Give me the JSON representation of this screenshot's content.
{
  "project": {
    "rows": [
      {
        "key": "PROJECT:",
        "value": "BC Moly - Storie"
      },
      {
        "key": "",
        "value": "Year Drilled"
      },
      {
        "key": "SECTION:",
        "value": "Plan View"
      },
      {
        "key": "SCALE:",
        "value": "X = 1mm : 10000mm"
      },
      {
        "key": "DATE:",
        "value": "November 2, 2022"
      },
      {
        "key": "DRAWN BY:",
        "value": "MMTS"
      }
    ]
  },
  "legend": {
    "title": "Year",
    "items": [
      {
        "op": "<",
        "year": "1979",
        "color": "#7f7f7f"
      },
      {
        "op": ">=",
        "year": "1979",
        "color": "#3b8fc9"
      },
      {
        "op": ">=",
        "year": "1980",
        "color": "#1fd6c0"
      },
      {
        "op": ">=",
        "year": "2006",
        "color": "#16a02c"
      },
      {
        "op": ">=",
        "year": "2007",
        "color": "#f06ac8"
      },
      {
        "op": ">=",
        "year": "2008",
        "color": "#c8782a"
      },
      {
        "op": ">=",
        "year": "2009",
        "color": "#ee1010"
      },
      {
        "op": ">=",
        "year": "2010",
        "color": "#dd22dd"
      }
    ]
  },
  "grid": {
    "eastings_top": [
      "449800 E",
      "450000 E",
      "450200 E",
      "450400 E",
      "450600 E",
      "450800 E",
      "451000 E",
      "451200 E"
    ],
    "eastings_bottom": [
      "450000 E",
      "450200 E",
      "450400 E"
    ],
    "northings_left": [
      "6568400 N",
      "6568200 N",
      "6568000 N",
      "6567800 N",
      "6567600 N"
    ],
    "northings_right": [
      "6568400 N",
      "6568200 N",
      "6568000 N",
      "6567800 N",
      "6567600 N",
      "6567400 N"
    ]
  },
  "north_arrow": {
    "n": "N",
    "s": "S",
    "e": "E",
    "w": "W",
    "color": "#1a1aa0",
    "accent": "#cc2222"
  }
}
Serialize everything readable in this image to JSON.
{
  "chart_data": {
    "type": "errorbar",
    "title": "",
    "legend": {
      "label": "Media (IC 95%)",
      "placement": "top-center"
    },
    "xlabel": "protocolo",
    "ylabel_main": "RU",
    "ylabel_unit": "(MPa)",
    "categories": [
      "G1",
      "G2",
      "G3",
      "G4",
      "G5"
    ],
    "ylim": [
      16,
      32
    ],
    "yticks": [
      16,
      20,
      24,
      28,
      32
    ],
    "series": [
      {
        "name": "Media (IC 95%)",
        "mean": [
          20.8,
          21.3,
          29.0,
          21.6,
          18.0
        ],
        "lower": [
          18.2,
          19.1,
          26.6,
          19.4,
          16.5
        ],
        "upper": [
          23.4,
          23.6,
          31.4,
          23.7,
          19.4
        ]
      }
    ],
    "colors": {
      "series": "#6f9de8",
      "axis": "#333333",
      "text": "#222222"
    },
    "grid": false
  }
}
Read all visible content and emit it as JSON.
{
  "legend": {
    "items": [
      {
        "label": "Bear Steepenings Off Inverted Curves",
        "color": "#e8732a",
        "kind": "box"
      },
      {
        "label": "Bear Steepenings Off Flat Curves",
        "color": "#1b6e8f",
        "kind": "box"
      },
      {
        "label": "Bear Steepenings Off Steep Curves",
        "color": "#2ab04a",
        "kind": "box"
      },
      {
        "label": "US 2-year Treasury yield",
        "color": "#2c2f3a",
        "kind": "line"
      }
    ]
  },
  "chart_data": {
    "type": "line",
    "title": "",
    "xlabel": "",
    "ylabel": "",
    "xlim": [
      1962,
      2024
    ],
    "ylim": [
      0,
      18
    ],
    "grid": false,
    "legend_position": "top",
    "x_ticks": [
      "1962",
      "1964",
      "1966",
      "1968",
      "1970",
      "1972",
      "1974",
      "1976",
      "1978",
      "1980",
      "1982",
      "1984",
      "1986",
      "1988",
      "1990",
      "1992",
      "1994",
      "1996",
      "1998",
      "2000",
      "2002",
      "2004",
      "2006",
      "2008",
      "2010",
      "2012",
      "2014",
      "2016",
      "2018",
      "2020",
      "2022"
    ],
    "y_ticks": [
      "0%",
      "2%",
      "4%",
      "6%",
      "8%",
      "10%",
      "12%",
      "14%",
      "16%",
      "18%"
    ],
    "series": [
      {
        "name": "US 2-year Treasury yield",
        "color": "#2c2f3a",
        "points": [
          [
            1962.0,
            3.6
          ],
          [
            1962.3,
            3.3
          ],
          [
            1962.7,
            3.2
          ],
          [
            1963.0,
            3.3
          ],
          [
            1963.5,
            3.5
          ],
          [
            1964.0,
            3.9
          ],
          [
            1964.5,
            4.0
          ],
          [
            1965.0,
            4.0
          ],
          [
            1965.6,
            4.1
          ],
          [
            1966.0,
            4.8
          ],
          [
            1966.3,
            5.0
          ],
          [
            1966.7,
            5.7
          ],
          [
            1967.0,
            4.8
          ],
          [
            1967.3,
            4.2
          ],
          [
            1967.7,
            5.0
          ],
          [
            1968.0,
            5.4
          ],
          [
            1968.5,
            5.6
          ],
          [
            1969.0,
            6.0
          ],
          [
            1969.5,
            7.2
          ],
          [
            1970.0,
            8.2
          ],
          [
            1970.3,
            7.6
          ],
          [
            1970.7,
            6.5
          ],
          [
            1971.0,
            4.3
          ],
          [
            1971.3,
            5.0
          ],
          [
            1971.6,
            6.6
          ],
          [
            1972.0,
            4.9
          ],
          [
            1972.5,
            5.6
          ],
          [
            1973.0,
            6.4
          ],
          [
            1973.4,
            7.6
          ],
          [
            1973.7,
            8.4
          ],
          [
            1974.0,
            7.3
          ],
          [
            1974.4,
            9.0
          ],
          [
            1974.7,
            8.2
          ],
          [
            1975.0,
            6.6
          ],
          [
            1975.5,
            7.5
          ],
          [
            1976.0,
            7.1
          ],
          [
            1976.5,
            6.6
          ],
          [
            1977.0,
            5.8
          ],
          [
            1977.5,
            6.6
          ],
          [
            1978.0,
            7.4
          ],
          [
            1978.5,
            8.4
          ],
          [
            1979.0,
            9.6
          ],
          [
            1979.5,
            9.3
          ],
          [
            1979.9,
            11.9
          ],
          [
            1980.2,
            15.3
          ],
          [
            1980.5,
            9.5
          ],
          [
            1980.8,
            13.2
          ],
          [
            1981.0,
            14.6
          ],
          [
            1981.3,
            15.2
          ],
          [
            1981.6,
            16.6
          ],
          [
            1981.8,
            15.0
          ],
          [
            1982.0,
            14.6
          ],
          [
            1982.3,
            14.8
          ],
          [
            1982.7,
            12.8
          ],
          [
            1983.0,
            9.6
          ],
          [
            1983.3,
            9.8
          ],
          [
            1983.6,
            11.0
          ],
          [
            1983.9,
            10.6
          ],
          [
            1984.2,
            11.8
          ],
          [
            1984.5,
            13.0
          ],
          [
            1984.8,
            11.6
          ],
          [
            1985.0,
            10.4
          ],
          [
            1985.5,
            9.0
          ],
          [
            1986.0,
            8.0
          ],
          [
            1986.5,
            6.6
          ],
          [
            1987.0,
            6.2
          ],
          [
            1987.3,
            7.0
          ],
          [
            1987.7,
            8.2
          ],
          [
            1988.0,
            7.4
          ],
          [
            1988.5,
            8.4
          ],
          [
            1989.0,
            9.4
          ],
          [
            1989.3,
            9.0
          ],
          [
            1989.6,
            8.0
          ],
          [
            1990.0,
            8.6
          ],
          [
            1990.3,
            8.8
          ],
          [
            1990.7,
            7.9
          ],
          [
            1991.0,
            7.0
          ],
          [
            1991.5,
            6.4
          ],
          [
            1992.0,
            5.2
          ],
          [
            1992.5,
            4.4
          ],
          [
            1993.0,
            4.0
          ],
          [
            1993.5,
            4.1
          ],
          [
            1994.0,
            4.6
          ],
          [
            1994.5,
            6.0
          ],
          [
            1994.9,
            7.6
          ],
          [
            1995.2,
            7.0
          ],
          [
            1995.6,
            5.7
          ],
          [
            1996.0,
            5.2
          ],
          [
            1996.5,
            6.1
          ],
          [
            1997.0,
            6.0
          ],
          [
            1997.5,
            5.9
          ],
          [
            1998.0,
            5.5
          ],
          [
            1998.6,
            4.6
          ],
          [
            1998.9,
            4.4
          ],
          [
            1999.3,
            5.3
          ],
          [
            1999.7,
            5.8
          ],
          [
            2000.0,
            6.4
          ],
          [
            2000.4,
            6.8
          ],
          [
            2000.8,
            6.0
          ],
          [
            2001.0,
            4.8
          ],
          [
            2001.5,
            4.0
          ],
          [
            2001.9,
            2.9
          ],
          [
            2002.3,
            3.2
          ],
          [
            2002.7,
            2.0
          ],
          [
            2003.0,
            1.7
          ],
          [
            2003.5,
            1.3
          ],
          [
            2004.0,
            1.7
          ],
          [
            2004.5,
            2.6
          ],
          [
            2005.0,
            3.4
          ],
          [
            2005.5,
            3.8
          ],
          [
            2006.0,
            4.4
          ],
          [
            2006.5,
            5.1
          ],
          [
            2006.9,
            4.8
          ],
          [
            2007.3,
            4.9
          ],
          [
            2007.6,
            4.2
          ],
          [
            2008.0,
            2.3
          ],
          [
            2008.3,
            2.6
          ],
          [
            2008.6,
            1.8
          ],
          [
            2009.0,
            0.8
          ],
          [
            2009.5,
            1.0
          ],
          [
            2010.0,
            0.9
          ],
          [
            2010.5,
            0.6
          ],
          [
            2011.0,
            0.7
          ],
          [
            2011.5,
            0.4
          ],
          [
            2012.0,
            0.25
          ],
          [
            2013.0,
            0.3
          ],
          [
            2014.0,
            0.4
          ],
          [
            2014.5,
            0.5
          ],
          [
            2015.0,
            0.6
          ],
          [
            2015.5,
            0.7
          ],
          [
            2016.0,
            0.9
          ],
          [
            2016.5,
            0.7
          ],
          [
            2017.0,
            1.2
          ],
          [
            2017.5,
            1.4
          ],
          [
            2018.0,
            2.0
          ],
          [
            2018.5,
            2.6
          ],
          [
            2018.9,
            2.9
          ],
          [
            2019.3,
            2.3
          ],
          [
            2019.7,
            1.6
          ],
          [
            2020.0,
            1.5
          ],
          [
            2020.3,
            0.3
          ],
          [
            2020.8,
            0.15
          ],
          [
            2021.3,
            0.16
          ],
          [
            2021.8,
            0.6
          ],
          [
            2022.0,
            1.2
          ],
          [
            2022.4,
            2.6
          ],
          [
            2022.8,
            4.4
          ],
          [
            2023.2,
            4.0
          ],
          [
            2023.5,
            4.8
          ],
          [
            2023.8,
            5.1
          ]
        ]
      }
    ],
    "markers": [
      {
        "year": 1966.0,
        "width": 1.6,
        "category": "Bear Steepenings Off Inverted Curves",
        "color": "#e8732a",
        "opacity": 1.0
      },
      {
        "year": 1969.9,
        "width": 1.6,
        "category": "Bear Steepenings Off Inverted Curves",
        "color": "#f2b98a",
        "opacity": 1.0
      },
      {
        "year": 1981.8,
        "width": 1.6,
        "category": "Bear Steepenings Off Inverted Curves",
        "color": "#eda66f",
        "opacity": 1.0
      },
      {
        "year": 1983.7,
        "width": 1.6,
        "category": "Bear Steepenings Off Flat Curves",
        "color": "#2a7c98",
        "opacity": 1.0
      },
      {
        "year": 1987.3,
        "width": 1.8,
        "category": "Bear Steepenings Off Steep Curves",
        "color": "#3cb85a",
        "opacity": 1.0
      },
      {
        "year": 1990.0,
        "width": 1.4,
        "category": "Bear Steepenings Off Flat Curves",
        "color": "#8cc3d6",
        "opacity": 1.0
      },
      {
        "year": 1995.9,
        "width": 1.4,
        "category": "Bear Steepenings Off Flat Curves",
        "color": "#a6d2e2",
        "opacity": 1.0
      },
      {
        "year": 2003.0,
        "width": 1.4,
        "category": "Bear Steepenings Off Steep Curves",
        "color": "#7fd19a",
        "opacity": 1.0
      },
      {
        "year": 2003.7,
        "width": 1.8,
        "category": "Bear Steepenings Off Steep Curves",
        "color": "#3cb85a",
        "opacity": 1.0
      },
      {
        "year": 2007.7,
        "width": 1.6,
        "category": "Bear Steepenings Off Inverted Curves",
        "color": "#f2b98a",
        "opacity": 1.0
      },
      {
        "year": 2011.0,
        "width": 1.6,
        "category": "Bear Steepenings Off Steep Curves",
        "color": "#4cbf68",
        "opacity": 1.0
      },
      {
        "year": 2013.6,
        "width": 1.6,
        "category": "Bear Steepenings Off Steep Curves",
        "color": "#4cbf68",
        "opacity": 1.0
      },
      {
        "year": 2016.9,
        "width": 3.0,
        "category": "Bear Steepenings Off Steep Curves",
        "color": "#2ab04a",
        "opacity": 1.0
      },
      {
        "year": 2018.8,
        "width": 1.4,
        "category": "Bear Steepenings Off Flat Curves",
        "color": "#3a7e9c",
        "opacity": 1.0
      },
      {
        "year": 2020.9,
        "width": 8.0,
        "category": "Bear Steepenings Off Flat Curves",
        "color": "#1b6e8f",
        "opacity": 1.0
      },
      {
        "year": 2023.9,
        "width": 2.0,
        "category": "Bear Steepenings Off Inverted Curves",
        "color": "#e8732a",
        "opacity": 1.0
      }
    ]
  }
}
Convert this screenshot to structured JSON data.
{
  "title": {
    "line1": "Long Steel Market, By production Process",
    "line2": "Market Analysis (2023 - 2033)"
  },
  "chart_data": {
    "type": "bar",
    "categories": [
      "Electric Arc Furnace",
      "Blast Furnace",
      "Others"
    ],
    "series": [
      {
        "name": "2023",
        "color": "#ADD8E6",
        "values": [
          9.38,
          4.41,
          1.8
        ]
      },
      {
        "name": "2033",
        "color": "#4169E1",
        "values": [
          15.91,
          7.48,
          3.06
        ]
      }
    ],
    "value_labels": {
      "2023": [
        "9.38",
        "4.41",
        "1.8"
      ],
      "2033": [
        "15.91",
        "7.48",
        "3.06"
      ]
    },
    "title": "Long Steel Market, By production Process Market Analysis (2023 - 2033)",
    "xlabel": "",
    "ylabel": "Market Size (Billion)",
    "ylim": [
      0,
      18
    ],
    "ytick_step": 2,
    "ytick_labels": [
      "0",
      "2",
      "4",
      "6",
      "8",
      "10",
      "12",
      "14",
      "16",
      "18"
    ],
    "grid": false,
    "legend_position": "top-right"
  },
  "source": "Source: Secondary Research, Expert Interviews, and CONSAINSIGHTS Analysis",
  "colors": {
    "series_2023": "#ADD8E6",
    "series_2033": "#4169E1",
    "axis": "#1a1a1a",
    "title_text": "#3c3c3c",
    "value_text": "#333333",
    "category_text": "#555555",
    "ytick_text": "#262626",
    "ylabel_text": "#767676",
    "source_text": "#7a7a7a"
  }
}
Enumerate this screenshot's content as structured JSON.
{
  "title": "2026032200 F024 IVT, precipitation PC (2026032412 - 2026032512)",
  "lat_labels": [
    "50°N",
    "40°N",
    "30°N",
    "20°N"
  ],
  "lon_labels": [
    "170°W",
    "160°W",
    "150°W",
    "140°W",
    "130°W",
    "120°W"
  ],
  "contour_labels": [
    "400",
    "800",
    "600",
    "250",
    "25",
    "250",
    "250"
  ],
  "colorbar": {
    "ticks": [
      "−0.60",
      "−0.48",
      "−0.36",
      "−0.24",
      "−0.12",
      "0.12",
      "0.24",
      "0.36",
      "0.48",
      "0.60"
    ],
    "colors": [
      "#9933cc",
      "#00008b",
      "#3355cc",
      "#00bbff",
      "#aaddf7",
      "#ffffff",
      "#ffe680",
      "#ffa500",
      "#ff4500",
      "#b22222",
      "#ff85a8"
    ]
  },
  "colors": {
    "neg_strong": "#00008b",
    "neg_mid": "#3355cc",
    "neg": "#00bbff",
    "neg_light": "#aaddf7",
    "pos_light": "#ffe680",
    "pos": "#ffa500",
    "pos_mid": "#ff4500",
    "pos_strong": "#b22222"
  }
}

### Aim of the task
Copy out every line of the listing that contains the string "Steel".

### Output
    "line1": "Long Steel Market, By production Process",
    "title": "Long Steel Market, By production Process Market Analysis (2023 - 2033)",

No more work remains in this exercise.